### Exercise directions
Leave out the pictures and repeat the data exactly.

(Saved entries)
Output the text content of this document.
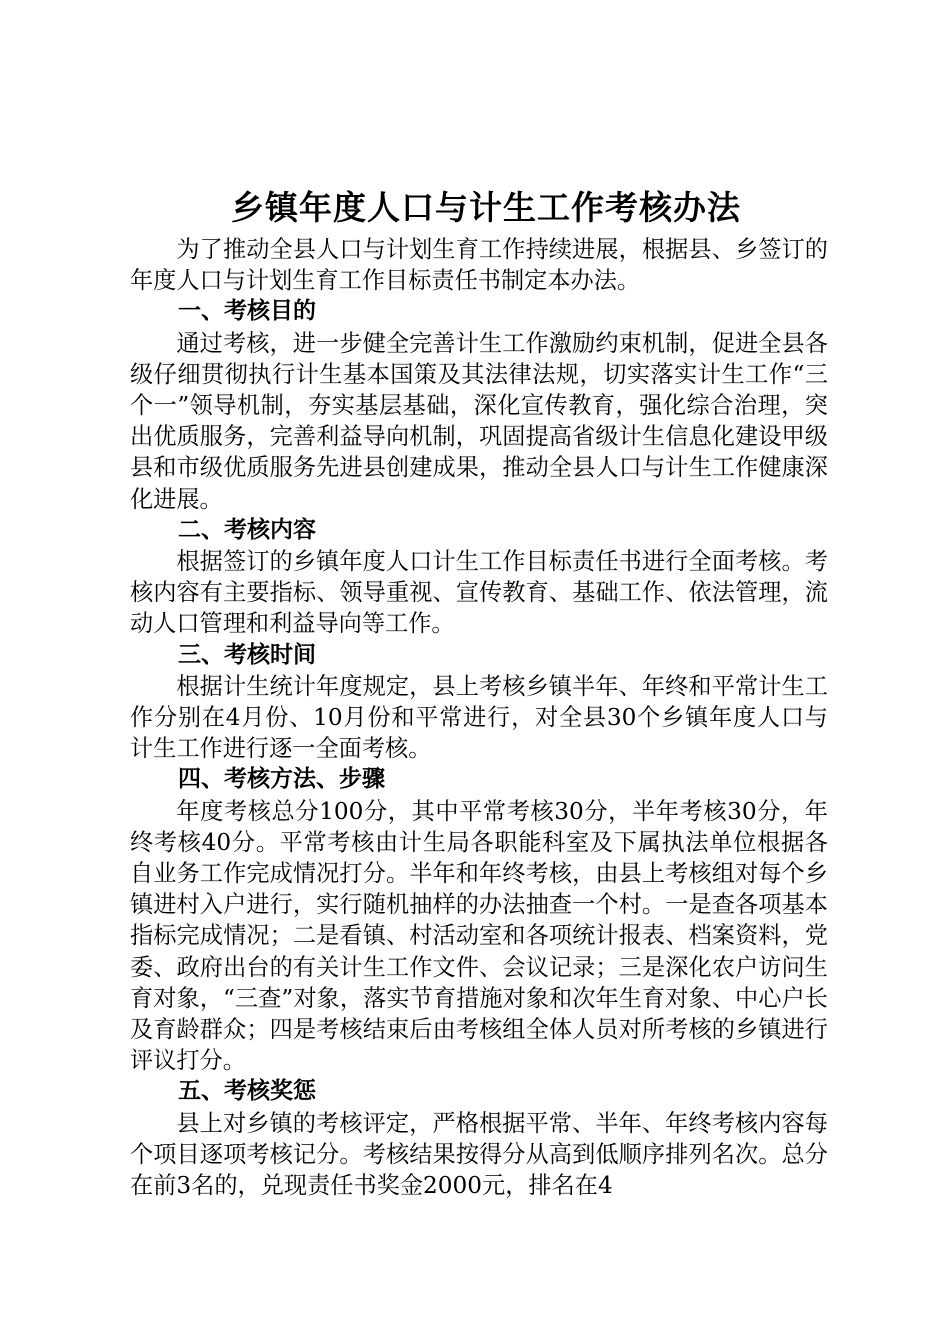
乡镇年度人口与计生工作考核办法

为了推动全县人口与计划生育工作持续进展，根据县、乡签订的年度人口与计划生育工作目标责任书制定本办法。

一、考核目的

通过考核，进一步健全完善计生工作激励约束机制，促进全县各级仔细贯彻执行计生基本国策及其法律法规，切实落实计生工作“三个一”领导机制，夯实基层基础，深化宣传教育，强化综合治理，突出优质服务，完善利益导向机制，巩固提高省级计生信息化建设甲级县和市级优质服务先进县创建成果，推动全县人口与计生工作健康深化进展。

二、考核内容

根据签订的乡镇年度人口计生工作目标责任书进行全面考核。考核内容有主要指标、领导重视、宣传教育、基础工作、依法管理，流动人口管理和利益导向等工作。

三、考核时间

根据计生统计年度规定，县上考核乡镇半年、年终和平常计生工作分别在4月份、10月份和平常进行，对全县30个乡镇年度人口与计生工作进行逐一全面考核。

四、考核方法、步骤

年度考核总分100分，其中平常考核30分，半年考核30分，年终考核40分。平常考核由计生局各职能科室及下属执法单位根据各自业务工作完成情况打分。半年和年终考核，由县上考核组对每个乡镇进村入户进行，实行随机抽样的办法抽查一个村。一是查各项基本指标完成情况；二是看镇、村活动室和各项统计报表、档案资料，党委、政府出台的有关计生工作文件、会议记录；三是深化农户访问生育对象，“三查”对象，落实节育措施对象和次年生育对象、中心户长及育龄群众；四是考核结束后由考核组全体人员对所考核的乡镇进行评议打分。

五、考核奖惩

县上对乡镇的考核评定，严格根据平常、半年、年终考核内容每个项目逐项考核记分。考核结果按得分从高到低顺序排列名次。总分在前3名的，兑现责任书奖金2000元，排名在4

### Problem solution
Output the text content of this document.
乡镇年度人口与计生工作考核办法

为了推动全县人口与计划生育工作持续进展，根据县、乡签订的年度人口与计划生育工作目标责任书制定本办法。

一、考核目的

通过考核，进一步健全完善计生工作激励约束机制，促进全县各级仔细贯彻执行计生基本国策及其法律法规，切实落实计生工作“三个一”领导机制，夯实基层基础，深化宣传教育，强化综合治理，突出优质服务，完善利益导向机制，巩固提高省级计生信息化建设甲级县和市级优质服务先进县创建成果，推动全县人口与计生工作健康深化进展。

二、考核内容

根据签订的乡镇年度人口计生工作目标责任书进行全面考核。考核内容有主要指标、领导重视、宣传教育、基础工作、依法管理，流动人口管理和利益导向等工作。

三、考核时间

根据计生统计年度规定，县上考核乡镇半年、年终和平常计生工作分别在4月份、10月份和平常进行，对全县30个乡镇年度人口与计生工作进行逐一全面考核。

四、考核方法、步骤

年度考核总分100分，其中平常考核30分，半年考核30分，年终考核40分。平常考核由计生局各职能科室及下属执法单位根据各自业务工作完成情况打分。半年和年终考核，由县上考核组对每个乡镇进村入户进行，实行随机抽样的办法抽查一个村。一是查各项基本指标完成情况；二是看镇、村活动室和各项统计报表、档案资料，党委、政府出台的有关计生工作文件、会议记录；三是深化农户访问生育对象，“三查”对象，落实节育措施对象和次年生育对象、中心户长及育龄群众；四是考核结束后由考核组全体人员对所考核的乡镇进行评议打分。

五、考核奖惩

县上对乡镇的考核评定，严格根据平常、半年、年终考核内容每个项目逐项考核记分。考核结果按得分从高到低顺序排列名次。总分在前3名的，兑现责任书奖金2000元，排名在4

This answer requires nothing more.